Which lines in the records below contain the word "zusammen"? Copy each one out.

═════ EXTRACTED ENTRIES

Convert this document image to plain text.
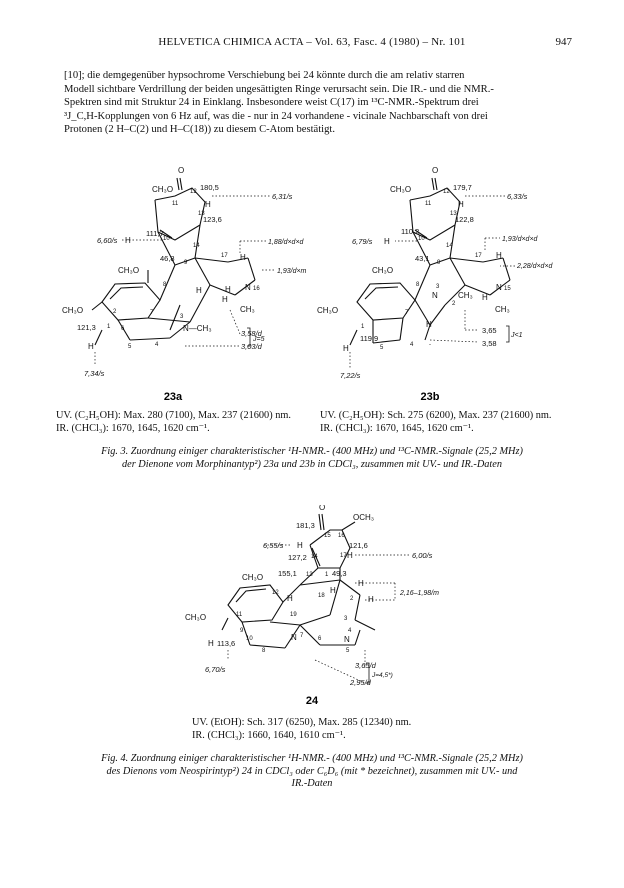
HELVETICA CHIMICA ACTA – Vol. 63, Fasc. 4 (1980) – Nr. 101	947
[10]; die demgegenüber hypsochrome Verschiebung bei 24 könnte durch die am relativ starren
Modell sichtbare Verdrillung der beiden ungesättigten Ringe verursacht sein. Die IR.- und die NMR.-
Spektren sind mit Struktur 24 in Einklang. Insbesondere weist C(17) im ¹³C-NMR.-Spektrum drei
³J_C,H-Kopplungen von 6 Hz auf, was die - nur in 24 vorhandene - vicinale Nachbarschaft von drei
Protonen (2 H–C(2) und H–C(18)) zu diesem C-Atom bestätigt.
CH₃O
O
12 180,5
11	H
13
123,6
6,31/s
111,7
10
H
6,60/s
14	1,88/d×d×d
46,8 9
17 H
1,93/d×m
CH₃O
8
H	H
H
N 16
CH₃
CH₃O	2	7
121,3 1
3
N—CH₃
H
6
5	4
3,58/d
3,03/d
J=5
7,34/s
CH₃O
O
12 179,7
11	H
13
122,8
6,33/s
110,2
10
H
6,79/s	14
1,93/d×d×d
43,1 9
17 H
2,28/d×d×d
CH₃O
8	3
N
2
CH₃ H
N 15
CH₃
CH₃O	7
1
119,9
H	5	4
H
3,65
3,58
J<1
7,22/s
23a	23b
UV. (C₂H₅OH): Max. 280 (7100), Max. 237 (21600) nm.
IR. (CHCl₃): 1670, 1645, 1620 cm⁻¹.
UV. (C₂H₅OH): Sch. 275 (6200), Max. 237 (21600) nm.
IR. (CHCl₃): 1670, 1645, 1620 cm⁻¹.
Fig. 3. Zuordnung einiger charakteristischer ¹H-NMR.- (400 MHz) und ¹³C-NMR.-Signale (25,2 MHz)
der Dienone vom Morphinantyp²) 23a und 23b in CDCl₃, zusammen mit UV.- und IR.-Daten
O
OCH₃
181,3
15 16
6,55/s H
127,2 14
121,6
17 H	6,00/s
155,1 13 1 49,3
CH₃O
12
H	18
H
2
H
H
2,16–1,98/m
CH₃O	11	19
3
4
N
9
10
H 113,6
8
N 7 6
5
3,65/d
2,95/d
J=4,5*)
6,70/s
24
UV. (EtOH): Sch. 317 (6250), Max. 285 (12340) nm.
IR. (CHCl₃): 1660, 1640, 1610 cm⁻¹.
Fig. 4. Zuordnung einiger charakteristischer ¹H-NMR.- (400 MHz) und ¹³C-NMR.-Signale (25,2 MHz)
des Dienons vom Neospirintyp²) 24 in CDCl₃ oder C₆D₆ (mit * bezeichnet), zusammen mit UV.- und
IR.-Daten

══════════

SOLUTION ▸
der Dienone vom Morphinantyp²) 23a und 23b in CDCl₃, zusammen mit UV.- und IR.-Daten
des Dienons vom Neospirintyp²) 24 in CDCl₃ oder C₆D₆ (mit * bezeichnet), zusammen mit UV.- und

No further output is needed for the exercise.